===== Input =====
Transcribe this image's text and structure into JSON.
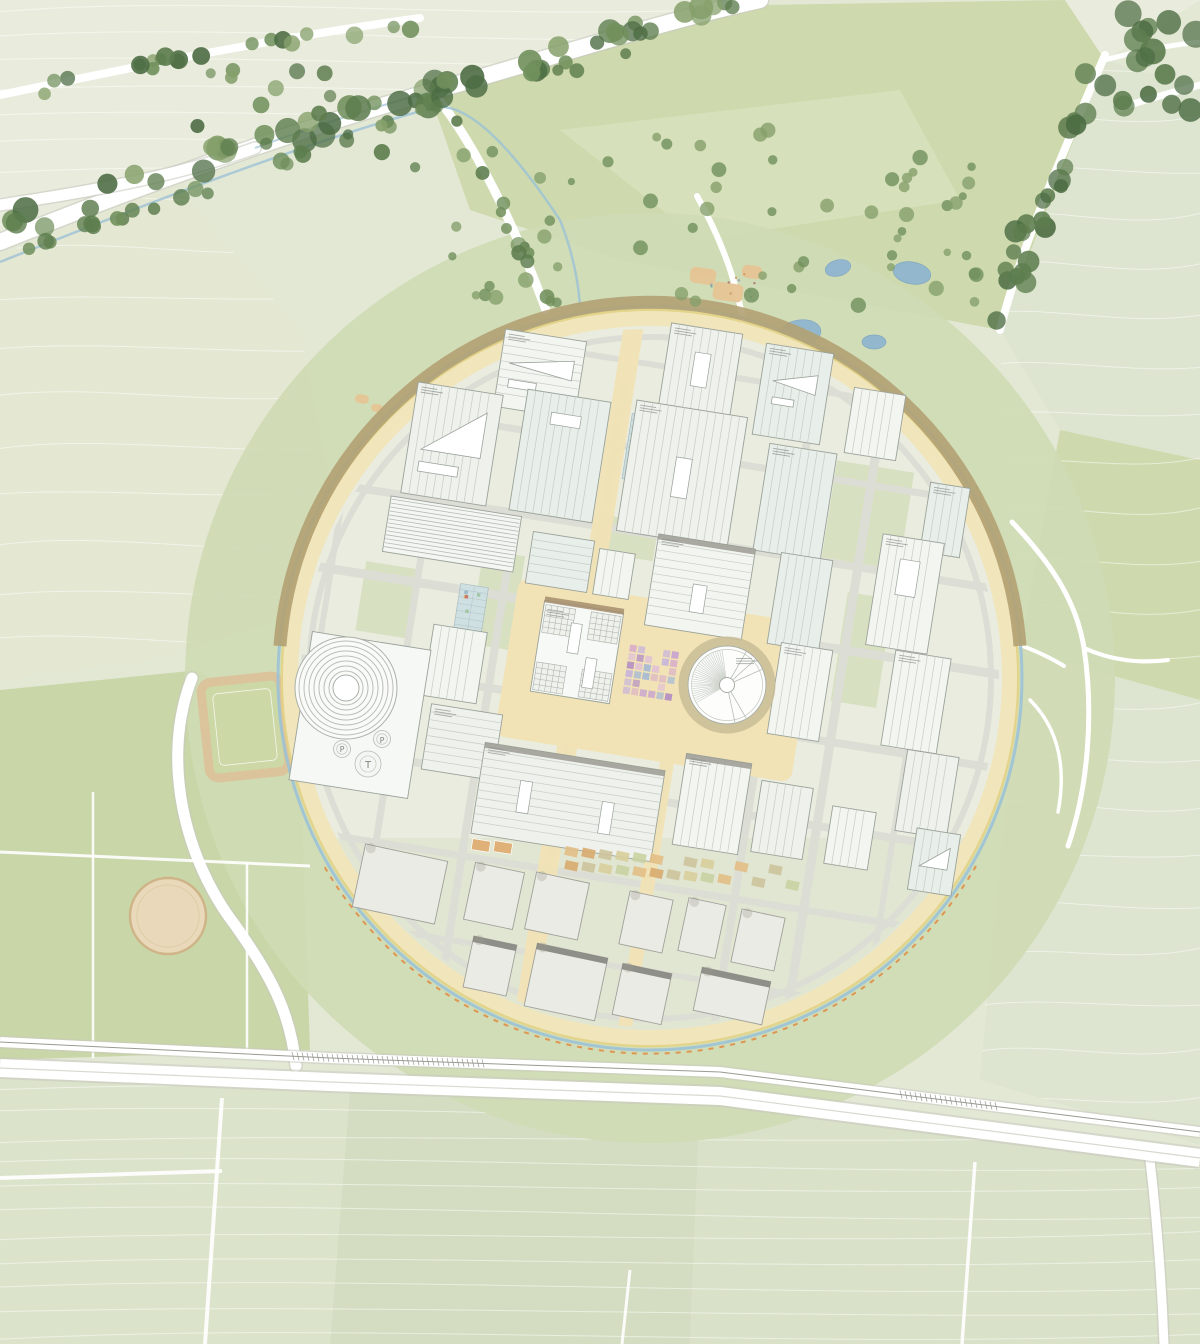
{
  "map": {
    "meta": {
      "type": "masterplan-site-plan"
    },
    "labels": {
      "parking_p": "P",
      "tower_t": "T"
    },
    "colors": {
      "base": "#e3e8d5",
      "field_pale": "#e9ecdd",
      "field_pale2": "#e4e7d2",
      "field_olive": "#dde4cf",
      "field_green": "#cbd8aa",
      "field_green2": "#c7d5a5",
      "park_ring": "#cfdbb4",
      "road_white": "#ffffff",
      "road_casing": "#c8c9c0",
      "stream": "#9cc2d6",
      "ring_cream": "#f1e5bc",
      "ring_brown": "#b2a173",
      "ring_yellow": "#e4d387",
      "dash_orange": "#e08a40",
      "campus_ground": "#e9ecde",
      "lawn": "#d5dfbc",
      "plaza_sand": "#f2e3b6",
      "street": "#dcddd4",
      "bldg_fill": "#eef1ec",
      "bldg_fill2": "#e8eee9",
      "bldg_fill3": "#f3f5f1",
      "bldg_stroke": "#9aa29a",
      "roof_line": "#c6cdc4",
      "skylight": "#ffffff",
      "box_fill": "#ebebe6",
      "box_stroke": "#a0a09a",
      "box_strip": "#85857e",
      "canopy_brown": "#a58d6c",
      "label_gray": "#8d938d",
      "trees": [
        "#4c6c43",
        "#5d7d4e",
        "#71905c",
        "#86a06b"
      ],
      "mosaic": [
        "#b18cc4",
        "#c7a2cf",
        "#d9afc9",
        "#9fb5d8",
        "#c4b1de",
        "#e2c2d4"
      ],
      "plots_blue": "#cfe0e2",
      "plots_grid": "#a9bcc0",
      "crops": [
        "#b8cc90",
        "#d6e3b4"
      ],
      "garden_plots": [
        "#e2be85",
        "#d8ab6e",
        "#cdc39c",
        "#d8ce9c",
        "#c9d2a2"
      ],
      "court_orange": "#dfb077",
      "playground_tan": "#e6c493",
      "sand_arena": "#e9d9ba",
      "track_tan": "#dbc49c",
      "pond": "#8db4d1",
      "pond_edge": "#7aa3c2",
      "haze": "#ffffff",
      "mark_dark": "#3c3c38"
    }
  }
}
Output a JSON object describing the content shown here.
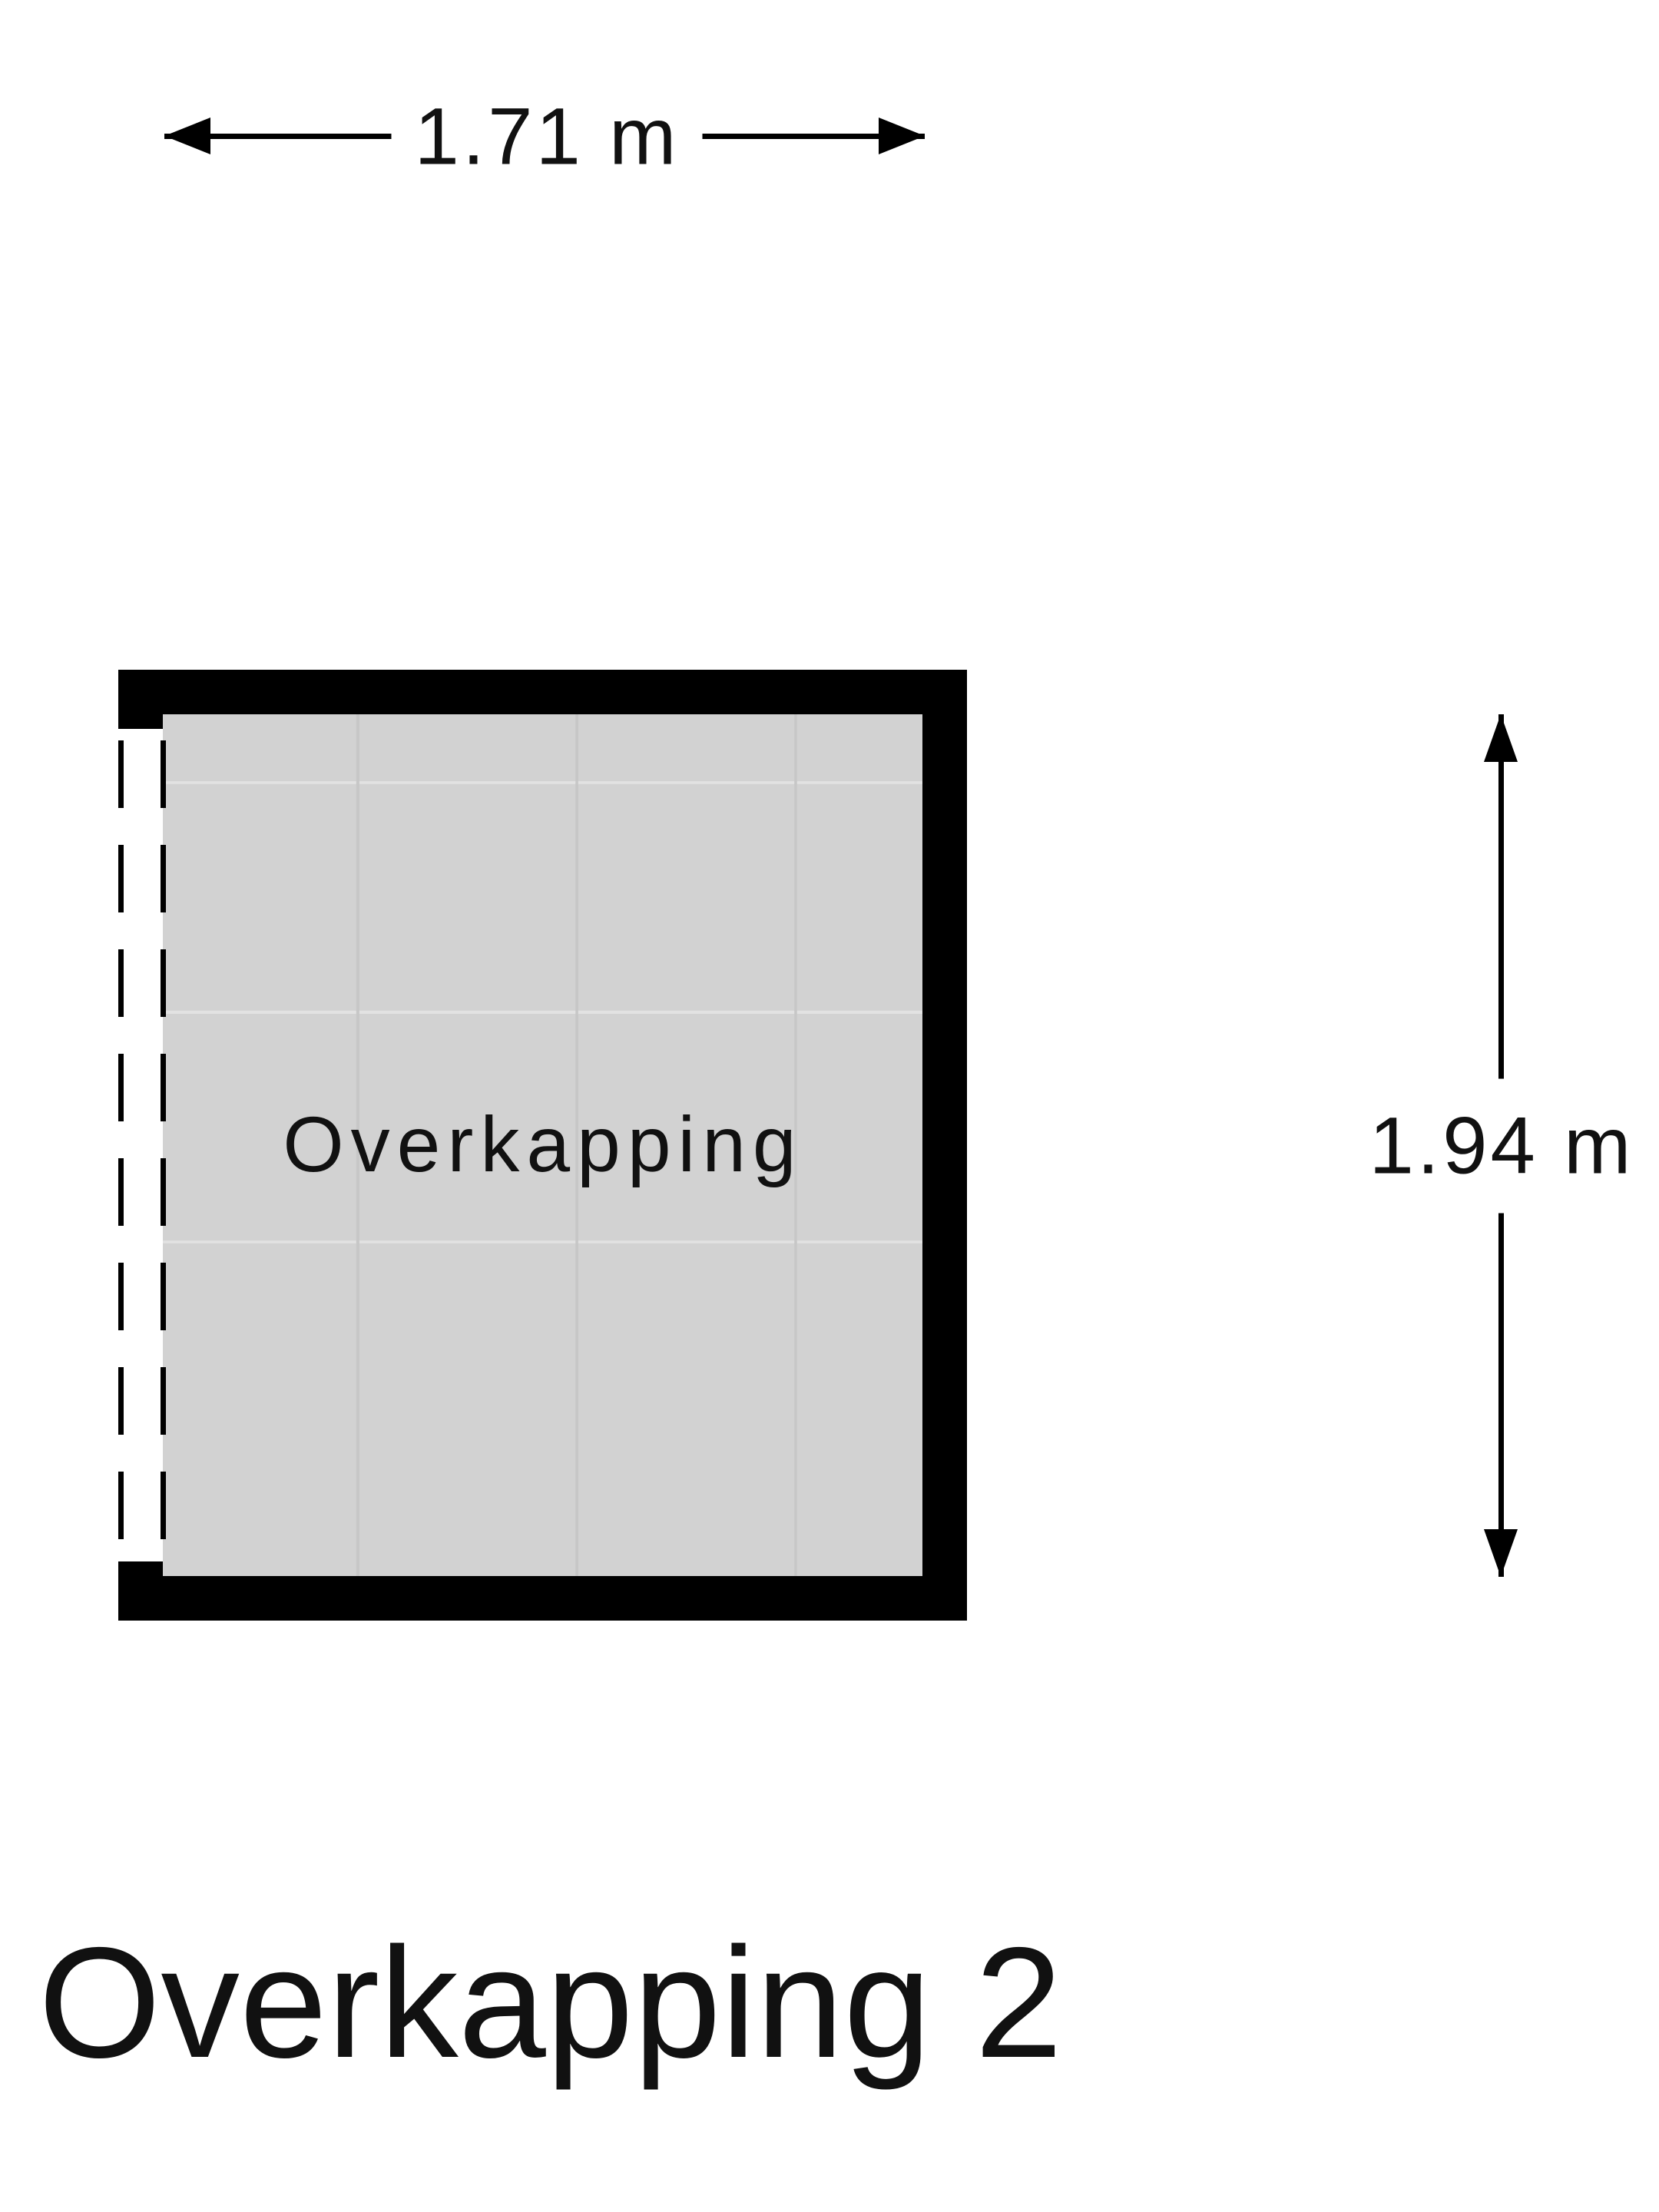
{
  "title": "Overkapping 2",
  "room_label": "Overkapping",
  "dimensions": {
    "width_label": "1.71 m",
    "height_label": "1.94 m"
  },
  "colors": {
    "background": "#ffffff",
    "wall": "#000000",
    "floor": "#d2d2d2",
    "grid_vertical": "#c7c7c7",
    "grid_horizontal": "#e2e2e2",
    "text": "#111111"
  }
}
=====
What you have to do
Determine how many lines in the listing above hold the string "ffffff", then write only the number.

Result of the task
4